_WHAT YOU WILL DO_:
Print the listing in its entirety and exactly, leaving out images.

Collected data:
┌────────

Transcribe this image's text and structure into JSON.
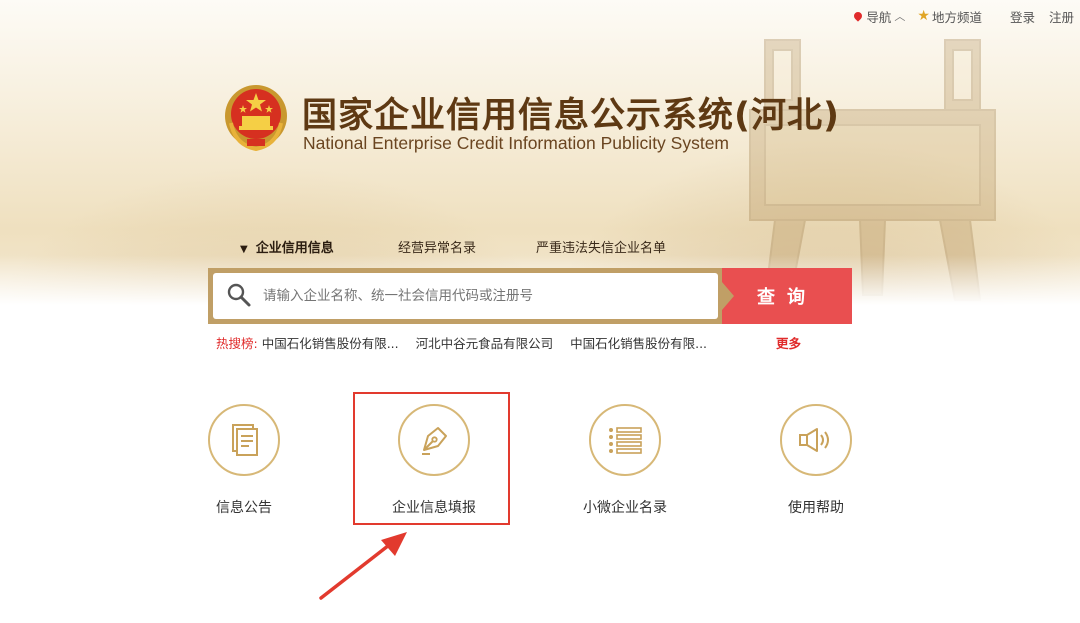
{
  "top_nav": {
    "navigation": "导航",
    "local_channel": "地方频道",
    "login": "登录",
    "register": "注册"
  },
  "header": {
    "title_cn": "国家企业信用信息公示系统(河北)",
    "title_en": "National Enterprise Credit Information Publicity System"
  },
  "search": {
    "tabs": [
      {
        "label": "企业信用信息",
        "active": true
      },
      {
        "label": "经营异常名录",
        "active": false
      },
      {
        "label": "严重违法失信企业名单",
        "active": false
      }
    ],
    "placeholder": "请输入企业名称、统一社会信用代码或注册号",
    "button": "查询"
  },
  "hot_search": {
    "label": "热搜榜:",
    "items": [
      "中国石化销售股份有限...",
      "河北中谷元食品有限公司",
      "中国石化销售股份有限..."
    ],
    "more": "更多"
  },
  "services": [
    {
      "label": "信息公告",
      "icon": "document-icon"
    },
    {
      "label": "企业信息填报",
      "icon": "pen-nib-icon",
      "highlighted": true
    },
    {
      "label": "小微企业名录",
      "icon": "list-icon"
    },
    {
      "label": "使用帮助",
      "icon": "speaker-icon"
    }
  ],
  "colors": {
    "brand_brown": "#5e3913",
    "gold": "#d7b877",
    "search_red": "#e94f50",
    "alert_red": "#e02b2b"
  }
}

└────────

_RESPONSE TO THE EXERCISE_:
Transcribe this image's text and structure into JSON.
{
  "top_nav": {
    "navigation": "导航",
    "local_channel": "地方频道",
    "login": "登录",
    "register": "注册"
  },
  "header": {
    "title_cn": "国家企业信用信息公示系统(河北)",
    "title_en": "National Enterprise Credit Information Publicity System"
  },
  "search": {
    "tabs": [
      {
        "label": "企业信用信息",
        "active": true
      },
      {
        "label": "经营异常名录",
        "active": false
      },
      {
        "label": "严重违法失信企业名单",
        "active": false
      }
    ],
    "placeholder": "请输入企业名称、统一社会信用代码或注册号",
    "button": "查询"
  },
  "hot_search": {
    "label": "热搜榜:",
    "items": [
      "中国石化销售股份有限...",
      "河北中谷元食品有限公司",
      "中国石化销售股份有限..."
    ],
    "more": "更多"
  },
  "services": [
    {
      "label": "信息公告",
      "icon": "document-icon"
    },
    {
      "label": "企业信息填报",
      "icon": "pen-nib-icon",
      "highlighted": true
    },
    {
      "label": "小微企业名录",
      "icon": "list-icon"
    },
    {
      "label": "使用帮助",
      "icon": "speaker-icon"
    }
  ],
  "colors": {
    "brand_brown": "#5e3913",
    "gold": "#d7b877",
    "search_red": "#e94f50",
    "alert_red": "#e02b2b"
  }
}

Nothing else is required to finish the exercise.